━━━ Entries shown
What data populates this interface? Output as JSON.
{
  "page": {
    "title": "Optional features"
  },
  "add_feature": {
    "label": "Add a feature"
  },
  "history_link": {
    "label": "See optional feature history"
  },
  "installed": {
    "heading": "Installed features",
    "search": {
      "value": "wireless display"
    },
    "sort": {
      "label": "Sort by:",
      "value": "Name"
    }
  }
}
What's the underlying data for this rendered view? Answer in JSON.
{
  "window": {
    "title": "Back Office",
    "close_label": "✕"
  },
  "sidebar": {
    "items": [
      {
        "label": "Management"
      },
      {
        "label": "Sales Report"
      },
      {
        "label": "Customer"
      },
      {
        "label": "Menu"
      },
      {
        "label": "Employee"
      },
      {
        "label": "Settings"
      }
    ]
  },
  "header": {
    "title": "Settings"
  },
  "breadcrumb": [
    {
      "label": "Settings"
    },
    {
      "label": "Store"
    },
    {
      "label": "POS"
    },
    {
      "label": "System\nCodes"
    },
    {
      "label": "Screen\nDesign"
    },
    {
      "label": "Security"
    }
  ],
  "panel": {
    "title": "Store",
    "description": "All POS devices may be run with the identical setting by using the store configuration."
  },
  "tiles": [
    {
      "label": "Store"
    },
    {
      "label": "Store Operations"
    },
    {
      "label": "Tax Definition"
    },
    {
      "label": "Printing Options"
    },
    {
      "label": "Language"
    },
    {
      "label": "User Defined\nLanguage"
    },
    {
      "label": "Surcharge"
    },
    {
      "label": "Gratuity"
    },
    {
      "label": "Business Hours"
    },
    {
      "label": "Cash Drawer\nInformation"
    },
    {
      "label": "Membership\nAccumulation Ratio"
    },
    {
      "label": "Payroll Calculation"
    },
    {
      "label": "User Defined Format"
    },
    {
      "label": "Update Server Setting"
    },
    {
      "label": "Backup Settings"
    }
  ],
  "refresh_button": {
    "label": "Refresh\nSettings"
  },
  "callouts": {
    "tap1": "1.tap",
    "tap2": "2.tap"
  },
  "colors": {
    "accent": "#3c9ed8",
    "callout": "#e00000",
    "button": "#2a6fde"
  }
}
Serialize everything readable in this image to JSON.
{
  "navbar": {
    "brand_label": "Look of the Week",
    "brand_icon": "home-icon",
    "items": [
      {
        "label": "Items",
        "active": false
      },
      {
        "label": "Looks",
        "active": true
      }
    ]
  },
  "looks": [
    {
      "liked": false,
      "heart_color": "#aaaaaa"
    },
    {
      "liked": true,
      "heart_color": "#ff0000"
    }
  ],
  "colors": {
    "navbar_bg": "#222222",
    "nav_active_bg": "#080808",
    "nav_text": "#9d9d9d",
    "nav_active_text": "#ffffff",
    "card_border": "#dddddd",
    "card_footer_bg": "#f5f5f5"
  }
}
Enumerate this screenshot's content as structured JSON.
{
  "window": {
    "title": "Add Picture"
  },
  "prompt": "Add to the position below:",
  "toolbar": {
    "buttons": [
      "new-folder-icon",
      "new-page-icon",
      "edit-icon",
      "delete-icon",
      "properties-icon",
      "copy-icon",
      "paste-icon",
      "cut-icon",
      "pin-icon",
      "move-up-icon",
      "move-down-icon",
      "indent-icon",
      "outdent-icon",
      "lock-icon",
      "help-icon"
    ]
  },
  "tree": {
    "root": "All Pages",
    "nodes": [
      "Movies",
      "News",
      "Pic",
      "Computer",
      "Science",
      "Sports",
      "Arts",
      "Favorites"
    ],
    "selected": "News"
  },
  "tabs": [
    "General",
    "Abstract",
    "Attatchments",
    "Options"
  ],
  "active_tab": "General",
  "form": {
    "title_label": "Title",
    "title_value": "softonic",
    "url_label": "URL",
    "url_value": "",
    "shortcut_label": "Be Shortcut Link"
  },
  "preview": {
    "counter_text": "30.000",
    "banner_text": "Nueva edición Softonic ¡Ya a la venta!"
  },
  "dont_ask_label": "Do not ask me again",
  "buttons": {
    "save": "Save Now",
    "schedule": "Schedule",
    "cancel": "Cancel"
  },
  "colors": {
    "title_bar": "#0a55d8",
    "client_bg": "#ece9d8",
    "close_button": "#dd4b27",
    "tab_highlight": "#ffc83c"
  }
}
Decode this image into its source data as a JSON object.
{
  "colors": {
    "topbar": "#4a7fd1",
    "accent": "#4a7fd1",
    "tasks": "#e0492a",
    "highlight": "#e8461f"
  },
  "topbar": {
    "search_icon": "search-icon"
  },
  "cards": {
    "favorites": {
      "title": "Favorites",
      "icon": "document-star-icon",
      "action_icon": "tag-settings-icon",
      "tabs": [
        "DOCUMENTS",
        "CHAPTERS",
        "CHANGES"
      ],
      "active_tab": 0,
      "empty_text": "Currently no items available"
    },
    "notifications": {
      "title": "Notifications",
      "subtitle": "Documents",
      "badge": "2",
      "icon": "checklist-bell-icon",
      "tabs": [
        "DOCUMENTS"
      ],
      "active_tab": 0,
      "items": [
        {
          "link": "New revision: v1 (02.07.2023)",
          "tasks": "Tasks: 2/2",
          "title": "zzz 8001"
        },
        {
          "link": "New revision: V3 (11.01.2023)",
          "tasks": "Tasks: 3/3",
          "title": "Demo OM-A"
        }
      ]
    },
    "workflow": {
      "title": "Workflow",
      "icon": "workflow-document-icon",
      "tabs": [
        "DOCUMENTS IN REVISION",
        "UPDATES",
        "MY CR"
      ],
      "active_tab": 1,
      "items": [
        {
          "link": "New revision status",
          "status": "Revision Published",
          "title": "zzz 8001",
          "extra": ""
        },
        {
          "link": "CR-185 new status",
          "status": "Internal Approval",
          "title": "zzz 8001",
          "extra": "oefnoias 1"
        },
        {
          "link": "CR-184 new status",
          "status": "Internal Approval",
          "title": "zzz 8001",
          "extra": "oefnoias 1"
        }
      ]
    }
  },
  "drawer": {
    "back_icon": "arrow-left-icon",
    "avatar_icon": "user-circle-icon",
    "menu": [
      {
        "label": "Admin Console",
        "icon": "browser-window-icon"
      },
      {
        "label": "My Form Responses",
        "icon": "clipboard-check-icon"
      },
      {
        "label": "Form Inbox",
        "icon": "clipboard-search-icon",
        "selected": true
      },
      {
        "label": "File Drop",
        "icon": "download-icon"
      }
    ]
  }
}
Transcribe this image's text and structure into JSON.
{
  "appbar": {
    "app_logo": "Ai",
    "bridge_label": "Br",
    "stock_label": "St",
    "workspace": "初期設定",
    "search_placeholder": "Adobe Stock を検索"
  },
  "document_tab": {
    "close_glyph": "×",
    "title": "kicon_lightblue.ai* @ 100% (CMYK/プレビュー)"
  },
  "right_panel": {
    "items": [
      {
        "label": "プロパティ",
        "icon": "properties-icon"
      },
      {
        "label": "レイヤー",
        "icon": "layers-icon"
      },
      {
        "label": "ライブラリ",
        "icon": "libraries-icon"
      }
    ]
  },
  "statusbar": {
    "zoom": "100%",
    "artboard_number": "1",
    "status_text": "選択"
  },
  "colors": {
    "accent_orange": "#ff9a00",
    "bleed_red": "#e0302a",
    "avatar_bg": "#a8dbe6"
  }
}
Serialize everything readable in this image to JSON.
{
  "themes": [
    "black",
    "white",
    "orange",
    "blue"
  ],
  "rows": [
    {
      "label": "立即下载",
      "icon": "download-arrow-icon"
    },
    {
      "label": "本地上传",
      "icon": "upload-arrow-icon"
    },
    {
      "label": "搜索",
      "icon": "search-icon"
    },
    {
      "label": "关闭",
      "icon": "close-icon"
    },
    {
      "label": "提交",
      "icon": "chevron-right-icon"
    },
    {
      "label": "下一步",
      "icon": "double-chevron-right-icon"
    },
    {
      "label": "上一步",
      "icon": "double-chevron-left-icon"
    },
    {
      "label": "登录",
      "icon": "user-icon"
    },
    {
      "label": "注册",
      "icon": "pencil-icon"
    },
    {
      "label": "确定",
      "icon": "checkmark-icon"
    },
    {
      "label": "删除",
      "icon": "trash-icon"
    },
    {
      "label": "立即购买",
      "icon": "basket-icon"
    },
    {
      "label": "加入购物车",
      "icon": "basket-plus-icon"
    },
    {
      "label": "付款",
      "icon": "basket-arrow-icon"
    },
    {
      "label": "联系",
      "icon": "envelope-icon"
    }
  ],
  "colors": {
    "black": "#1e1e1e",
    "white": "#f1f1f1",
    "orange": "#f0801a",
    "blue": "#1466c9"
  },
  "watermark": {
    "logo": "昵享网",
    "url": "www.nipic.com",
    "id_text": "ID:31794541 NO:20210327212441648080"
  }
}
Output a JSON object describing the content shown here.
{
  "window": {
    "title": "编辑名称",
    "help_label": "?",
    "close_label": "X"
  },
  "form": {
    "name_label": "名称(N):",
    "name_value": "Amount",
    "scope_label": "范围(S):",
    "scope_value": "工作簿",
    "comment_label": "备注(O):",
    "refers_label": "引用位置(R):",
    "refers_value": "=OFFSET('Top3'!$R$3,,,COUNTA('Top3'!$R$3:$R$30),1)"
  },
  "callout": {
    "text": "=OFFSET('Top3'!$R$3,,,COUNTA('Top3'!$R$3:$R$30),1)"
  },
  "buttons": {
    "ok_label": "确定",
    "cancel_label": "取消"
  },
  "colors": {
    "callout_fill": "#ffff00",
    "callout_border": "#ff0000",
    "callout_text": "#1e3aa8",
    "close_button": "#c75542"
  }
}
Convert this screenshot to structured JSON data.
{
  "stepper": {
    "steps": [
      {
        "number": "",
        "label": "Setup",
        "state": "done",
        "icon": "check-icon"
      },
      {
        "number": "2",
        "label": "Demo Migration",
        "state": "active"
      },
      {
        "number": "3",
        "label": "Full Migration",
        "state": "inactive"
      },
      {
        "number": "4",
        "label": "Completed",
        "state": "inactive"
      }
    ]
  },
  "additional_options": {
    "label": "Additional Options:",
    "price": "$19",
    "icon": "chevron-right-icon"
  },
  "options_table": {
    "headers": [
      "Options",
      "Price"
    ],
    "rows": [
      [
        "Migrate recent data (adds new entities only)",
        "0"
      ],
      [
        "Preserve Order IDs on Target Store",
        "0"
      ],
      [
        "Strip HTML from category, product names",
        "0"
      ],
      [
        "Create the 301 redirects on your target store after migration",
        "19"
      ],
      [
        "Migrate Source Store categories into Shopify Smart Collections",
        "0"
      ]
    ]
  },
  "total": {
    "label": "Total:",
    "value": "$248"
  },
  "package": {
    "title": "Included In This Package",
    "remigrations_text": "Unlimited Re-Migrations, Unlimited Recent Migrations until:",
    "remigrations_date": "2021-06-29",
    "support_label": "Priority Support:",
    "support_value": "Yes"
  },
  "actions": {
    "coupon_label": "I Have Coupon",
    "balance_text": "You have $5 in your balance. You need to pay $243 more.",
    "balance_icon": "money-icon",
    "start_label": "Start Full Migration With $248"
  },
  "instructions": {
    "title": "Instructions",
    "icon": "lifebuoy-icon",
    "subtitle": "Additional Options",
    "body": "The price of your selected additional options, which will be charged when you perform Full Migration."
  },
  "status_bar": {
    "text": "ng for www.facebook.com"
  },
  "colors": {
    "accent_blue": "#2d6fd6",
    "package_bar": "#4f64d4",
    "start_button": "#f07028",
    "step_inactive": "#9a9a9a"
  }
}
━━━━━━
■ Aim of the task
Copy each line of the listing in which the word "your" can be found.

■ Task solution
        "Create the 301 redirects on your target store after migration",
    "balance_text": "You have $5 in your balance. You need to pay $243 more.",
    "body": "The price of your selected additional options, which will be charged when you perform Full Migration."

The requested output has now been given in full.